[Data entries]

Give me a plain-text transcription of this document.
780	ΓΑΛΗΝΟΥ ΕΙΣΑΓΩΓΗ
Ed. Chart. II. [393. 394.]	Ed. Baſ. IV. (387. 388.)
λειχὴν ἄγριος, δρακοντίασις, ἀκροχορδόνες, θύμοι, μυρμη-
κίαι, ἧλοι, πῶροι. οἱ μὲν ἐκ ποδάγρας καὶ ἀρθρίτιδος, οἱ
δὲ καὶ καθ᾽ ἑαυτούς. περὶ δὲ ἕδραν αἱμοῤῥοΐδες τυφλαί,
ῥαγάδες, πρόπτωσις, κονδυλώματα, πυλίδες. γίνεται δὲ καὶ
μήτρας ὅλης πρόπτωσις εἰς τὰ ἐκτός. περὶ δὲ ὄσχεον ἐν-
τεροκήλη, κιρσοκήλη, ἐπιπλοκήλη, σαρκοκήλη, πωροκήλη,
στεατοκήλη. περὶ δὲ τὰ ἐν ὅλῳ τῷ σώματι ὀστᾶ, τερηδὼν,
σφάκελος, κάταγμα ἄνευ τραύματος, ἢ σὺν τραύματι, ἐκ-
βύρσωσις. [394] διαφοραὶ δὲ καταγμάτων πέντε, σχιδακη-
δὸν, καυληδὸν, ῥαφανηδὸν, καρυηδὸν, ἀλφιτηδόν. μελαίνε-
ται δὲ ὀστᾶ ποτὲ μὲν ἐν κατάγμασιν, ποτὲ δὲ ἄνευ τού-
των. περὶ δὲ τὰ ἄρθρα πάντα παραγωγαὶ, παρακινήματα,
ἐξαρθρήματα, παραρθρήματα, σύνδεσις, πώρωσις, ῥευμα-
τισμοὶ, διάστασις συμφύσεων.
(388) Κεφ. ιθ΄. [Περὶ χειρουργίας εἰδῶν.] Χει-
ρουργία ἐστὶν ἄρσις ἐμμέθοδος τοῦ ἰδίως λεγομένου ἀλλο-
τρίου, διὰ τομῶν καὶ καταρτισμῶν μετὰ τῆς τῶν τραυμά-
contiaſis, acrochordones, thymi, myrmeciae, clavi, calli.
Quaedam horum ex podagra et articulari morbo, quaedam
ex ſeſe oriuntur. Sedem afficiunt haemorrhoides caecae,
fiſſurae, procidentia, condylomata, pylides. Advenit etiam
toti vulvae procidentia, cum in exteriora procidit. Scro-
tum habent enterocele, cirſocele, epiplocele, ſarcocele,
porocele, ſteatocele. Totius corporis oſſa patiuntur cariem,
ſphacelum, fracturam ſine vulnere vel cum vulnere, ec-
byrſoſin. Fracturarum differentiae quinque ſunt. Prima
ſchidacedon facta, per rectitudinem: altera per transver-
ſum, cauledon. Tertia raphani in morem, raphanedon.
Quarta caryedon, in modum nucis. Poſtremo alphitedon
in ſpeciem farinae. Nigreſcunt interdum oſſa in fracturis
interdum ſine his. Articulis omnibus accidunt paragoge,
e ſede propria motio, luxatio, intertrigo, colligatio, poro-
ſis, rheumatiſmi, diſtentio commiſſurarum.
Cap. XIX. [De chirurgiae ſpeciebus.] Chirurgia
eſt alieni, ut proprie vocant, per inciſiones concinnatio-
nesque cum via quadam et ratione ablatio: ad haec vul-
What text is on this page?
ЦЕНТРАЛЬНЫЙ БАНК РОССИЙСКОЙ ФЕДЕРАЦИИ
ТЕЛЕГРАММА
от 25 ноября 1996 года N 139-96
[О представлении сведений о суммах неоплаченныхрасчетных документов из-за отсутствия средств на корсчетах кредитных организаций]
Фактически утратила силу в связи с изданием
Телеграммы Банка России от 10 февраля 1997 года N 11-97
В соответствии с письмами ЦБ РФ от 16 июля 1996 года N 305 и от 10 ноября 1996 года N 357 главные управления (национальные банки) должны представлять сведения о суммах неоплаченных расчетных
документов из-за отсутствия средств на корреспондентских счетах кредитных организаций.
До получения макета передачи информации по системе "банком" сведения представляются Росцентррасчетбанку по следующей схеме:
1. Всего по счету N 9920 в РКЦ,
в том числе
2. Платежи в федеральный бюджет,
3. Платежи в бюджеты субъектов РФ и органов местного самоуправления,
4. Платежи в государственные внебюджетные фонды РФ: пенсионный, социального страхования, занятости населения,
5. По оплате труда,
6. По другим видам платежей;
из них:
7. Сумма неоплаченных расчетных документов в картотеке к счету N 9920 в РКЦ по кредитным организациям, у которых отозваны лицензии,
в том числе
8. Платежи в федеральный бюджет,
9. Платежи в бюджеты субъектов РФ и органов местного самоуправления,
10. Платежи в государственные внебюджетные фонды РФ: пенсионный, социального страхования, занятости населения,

## Problem to solve
Locate each line with the word "Платежи" and copy it.

## Response for this exercise
2. Платежи в федеральный бюджет,
3. Платежи в бюджеты субъектов РФ и органов местного самоуправления,
4. Платежи в государственные внебюджетные фонды РФ: пенсионный, социального страхования, занятости населения,
8. Платежи в федеральный бюджет,
9. Платежи в бюджеты субъектов РФ и органов местного самоуправления,
10. Платежи в государственные внебюджетные фонды РФ: пенсионный, социального страхования, занятости населения,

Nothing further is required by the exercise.